Task prompt
Skip the images. Copy the records exactly as written.

Available records

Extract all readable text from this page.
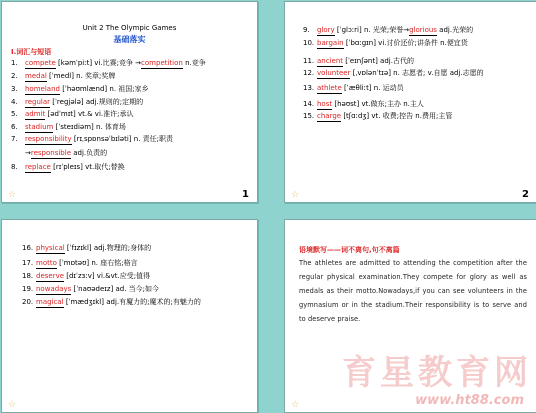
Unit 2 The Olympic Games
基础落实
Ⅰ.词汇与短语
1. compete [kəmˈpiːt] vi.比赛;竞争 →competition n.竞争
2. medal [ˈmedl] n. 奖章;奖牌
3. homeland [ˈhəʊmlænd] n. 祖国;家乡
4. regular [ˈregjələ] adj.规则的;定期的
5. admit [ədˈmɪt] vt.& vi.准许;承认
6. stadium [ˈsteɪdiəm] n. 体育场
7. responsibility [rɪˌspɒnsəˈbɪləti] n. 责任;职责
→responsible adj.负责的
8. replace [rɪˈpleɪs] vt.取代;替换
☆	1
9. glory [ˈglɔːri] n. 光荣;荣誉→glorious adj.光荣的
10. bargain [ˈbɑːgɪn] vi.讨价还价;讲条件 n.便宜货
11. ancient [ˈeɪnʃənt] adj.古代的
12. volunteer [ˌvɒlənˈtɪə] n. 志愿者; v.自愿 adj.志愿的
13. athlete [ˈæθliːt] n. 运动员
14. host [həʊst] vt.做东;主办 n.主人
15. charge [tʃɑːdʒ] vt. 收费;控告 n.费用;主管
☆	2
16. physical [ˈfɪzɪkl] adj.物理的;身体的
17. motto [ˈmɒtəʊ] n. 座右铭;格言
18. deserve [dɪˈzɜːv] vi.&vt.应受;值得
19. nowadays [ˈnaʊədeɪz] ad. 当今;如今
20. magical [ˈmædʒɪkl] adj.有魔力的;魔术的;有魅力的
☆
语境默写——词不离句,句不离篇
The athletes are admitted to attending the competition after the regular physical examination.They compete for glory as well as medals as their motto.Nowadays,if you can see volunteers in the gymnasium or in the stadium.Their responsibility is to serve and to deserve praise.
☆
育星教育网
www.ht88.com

The completed task
Extract all readable text from this page.
Unit 2 The Olympic Games
基础落实
Ⅰ.词汇与短语
1. compete [kəmˈpiːt] vi.比赛;竞争 →competition n.竞争
2. medal [ˈmedl] n. 奖章;奖牌
3. homeland [ˈhəʊmlænd] n. 祖国;家乡
4. regular [ˈregjələ] adj.规则的;定期的
5. admit [ədˈmɪt] vt.& vi.准许;承认
6. stadium [ˈsteɪdiəm] n. 体育场
7. responsibility [rɪˌspɒnsəˈbɪləti] n. 责任;职责
→responsible adj.负责的
8. replace [rɪˈpleɪs] vt.取代;替换
☆	1
9. glory [ˈglɔːri] n. 光荣;荣誉→glorious adj.光荣的
10. bargain [ˈbɑːgɪn] vi.讨价还价;讲条件 n.便宜货
11. ancient [ˈeɪnʃənt] adj.古代的
12. volunteer [ˌvɒlənˈtɪə] n. 志愿者; v.自愿 adj.志愿的
13. athlete [ˈæθliːt] n. 运动员
14. host [həʊst] vt.做东;主办 n.主人
15. charge [tʃɑːdʒ] vt. 收费;控告 n.费用;主管
☆	2
16. physical [ˈfɪzɪkl] adj.物理的;身体的
17. motto [ˈmɒtəʊ] n. 座右铭;格言
18. deserve [dɪˈzɜːv] vi.&vt.应受;值得
19. nowadays [ˈnaʊədeɪz] ad. 当今;如今
20. magical [ˈmædʒɪkl] adj.有魔力的;魔术的;有魅力的
☆
语境默写——词不离句,句不离篇
The athletes are admitted to attending the competition after the regular physical examination.They compete for glory as well as medals as their motto.Nowadays,if you can see volunteers in the gymnasium or in the stadium.Their responsibility is to serve and to deserve praise.
☆
育星教育网
www.ht88.com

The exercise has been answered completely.